> [Direction] Quote, verbatim, all material below, without pictures.

** START OF Provided records **

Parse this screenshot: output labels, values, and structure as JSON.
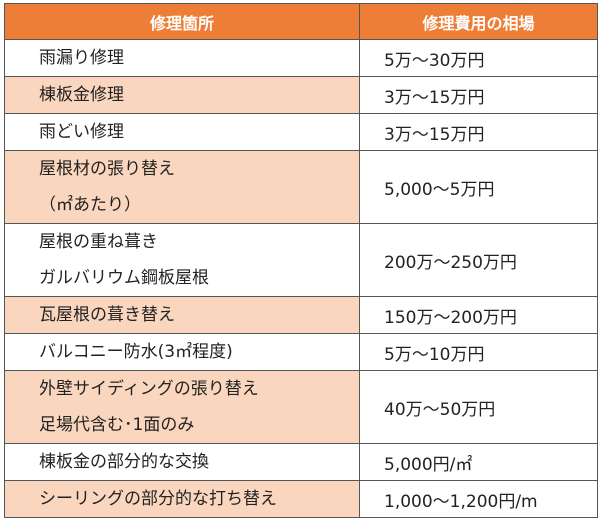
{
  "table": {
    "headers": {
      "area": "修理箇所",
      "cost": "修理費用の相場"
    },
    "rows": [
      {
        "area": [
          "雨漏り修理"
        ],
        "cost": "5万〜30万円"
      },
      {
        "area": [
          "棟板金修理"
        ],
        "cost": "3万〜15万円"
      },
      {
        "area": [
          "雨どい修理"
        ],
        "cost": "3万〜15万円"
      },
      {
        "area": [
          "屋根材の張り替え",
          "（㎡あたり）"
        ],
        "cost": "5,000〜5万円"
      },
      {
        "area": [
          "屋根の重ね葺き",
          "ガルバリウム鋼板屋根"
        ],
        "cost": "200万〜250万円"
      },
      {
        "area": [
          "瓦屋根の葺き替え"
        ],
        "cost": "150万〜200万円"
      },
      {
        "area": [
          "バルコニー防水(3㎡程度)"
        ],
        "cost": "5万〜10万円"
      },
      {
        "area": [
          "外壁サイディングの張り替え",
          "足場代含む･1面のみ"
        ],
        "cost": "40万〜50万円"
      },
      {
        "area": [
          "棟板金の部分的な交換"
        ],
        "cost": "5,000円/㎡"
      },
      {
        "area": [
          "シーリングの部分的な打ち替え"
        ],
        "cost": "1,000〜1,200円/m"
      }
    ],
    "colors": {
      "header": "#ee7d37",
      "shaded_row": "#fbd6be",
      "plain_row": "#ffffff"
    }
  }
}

** END OF Provided records **

> [The result]
Parse this screenshot: output labels, values, and structure as JSON.
{
  "table": {
    "headers": {
      "area": "修理箇所",
      "cost": "修理費用の相場"
    },
    "rows": [
      {
        "area": [
          "雨漏り修理"
        ],
        "cost": "5万〜30万円"
      },
      {
        "area": [
          "棟板金修理"
        ],
        "cost": "3万〜15万円"
      },
      {
        "area": [
          "雨どい修理"
        ],
        "cost": "3万〜15万円"
      },
      {
        "area": [
          "屋根材の張り替え",
          "（㎡あたり）"
        ],
        "cost": "5,000〜5万円"
      },
      {
        "area": [
          "屋根の重ね葺き",
          "ガルバリウム鋼板屋根"
        ],
        "cost": "200万〜250万円"
      },
      {
        "area": [
          "瓦屋根の葺き替え"
        ],
        "cost": "150万〜200万円"
      },
      {
        "area": [
          "バルコニー防水(3㎡程度)"
        ],
        "cost": "5万〜10万円"
      },
      {
        "area": [
          "外壁サイディングの張り替え",
          "足場代含む･1面のみ"
        ],
        "cost": "40万〜50万円"
      },
      {
        "area": [
          "棟板金の部分的な交換"
        ],
        "cost": "5,000円/㎡"
      },
      {
        "area": [
          "シーリングの部分的な打ち替え"
        ],
        "cost": "1,000〜1,200円/m"
      }
    ],
    "colors": {
      "header": "#ee7d37",
      "shaded_row": "#fbd6be",
      "plain_row": "#ffffff"
    }
  }
}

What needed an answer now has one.